### STATED PROBLEM
From the listing that follows, extract every line and set it down unaltered.

Collection entries
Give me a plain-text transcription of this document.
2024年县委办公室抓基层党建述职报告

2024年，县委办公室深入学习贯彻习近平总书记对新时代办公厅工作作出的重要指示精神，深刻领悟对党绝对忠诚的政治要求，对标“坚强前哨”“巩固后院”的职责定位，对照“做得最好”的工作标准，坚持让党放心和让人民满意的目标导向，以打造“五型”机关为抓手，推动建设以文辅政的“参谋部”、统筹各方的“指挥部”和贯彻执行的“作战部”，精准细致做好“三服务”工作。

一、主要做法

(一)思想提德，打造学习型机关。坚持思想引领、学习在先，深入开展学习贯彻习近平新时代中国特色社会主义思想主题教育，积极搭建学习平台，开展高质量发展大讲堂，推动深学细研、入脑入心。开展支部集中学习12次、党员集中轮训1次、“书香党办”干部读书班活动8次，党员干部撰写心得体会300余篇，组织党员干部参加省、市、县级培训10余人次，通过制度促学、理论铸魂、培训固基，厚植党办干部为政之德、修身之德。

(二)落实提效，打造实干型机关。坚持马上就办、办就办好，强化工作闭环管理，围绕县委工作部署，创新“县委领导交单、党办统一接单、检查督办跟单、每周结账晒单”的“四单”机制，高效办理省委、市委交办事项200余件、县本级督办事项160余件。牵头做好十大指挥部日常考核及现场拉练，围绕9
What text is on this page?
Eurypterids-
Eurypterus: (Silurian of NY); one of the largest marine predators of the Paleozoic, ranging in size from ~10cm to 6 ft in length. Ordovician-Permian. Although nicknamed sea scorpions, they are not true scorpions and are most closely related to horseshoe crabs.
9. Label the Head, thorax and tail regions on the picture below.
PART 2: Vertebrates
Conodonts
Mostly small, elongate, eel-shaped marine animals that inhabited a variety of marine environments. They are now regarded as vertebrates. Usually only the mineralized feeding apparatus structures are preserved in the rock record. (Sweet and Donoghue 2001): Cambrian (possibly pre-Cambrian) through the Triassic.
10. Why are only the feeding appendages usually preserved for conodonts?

### REPLY TO THE TASK
Give me a plain-text transcription of this document.
2024年县委办公室抓基层党建述职报告

2024年，县委办公室深入学习贯彻习近平总书记对新时代办公厅工作作出的重要指示精神，深刻领悟对党绝对忠诚的政治要求，对标“坚强前哨”“巩固后院”的职责定位，对照“做得最好”的工作标准，坚持让党放心和让人民满意的目标导向，以打造“五型”机关为抓手，推动建设以文辅政的“参谋部”、统筹各方的“指挥部”和贯彻执行的“作战部”，精准细致做好“三服务”工作。

一、主要做法

(一)思想提德，打造学习型机关。坚持思想引领、学习在先，深入开展学习贯彻习近平新时代中国特色社会主义思想主题教育，积极搭建学习平台，开展高质量发展大讲堂，推动深学细研、入脑入心。开展支部集中学习12次、党员集中轮训1次、“书香党办”干部读书班活动8次，党员干部撰写心得体会300余篇，组织党员干部参加省、市、县级培训10余人次，通过制度促学、理论铸魂、培训固基，厚植党办干部为政之德、修身之德。

(二)落实提效，打造实干型机关。坚持马上就办、办就办好，强化工作闭环管理，围绕县委工作部署，创新“县委领导交单、党办统一接单、检查督办跟单、每周结账晒单”的“四单”机制，高效办理省委、市委交办事项200余件、县本级督办事项160余件。牵头做好十大指挥部日常考核及现场拉练，围绕9
What text is on this page?
Eurypterids-
Eurypterus: (Silurian of NY); one of the largest marine predators of the Paleozoic, ranging in size from ~10cm to 6 ft in length. Ordovician-Permian. Although nicknamed sea scorpions, they are not true scorpions and are most closely related to horseshoe crabs.
9. Label the Head, thorax and tail regions on the picture below.
PART 2: Vertebrates
Conodonts
Mostly small, elongate, eel-shaped marine animals that inhabited a variety of marine environments. They are now regarded as vertebrates. Usually only the mineralized feeding apparatus structures are preserved in the rock record. (Sweet and Donoghue 2001): Cambrian (possibly pre-Cambrian) through the Triassic.
10. Why are only the feeding appendages usually preserved for conodonts?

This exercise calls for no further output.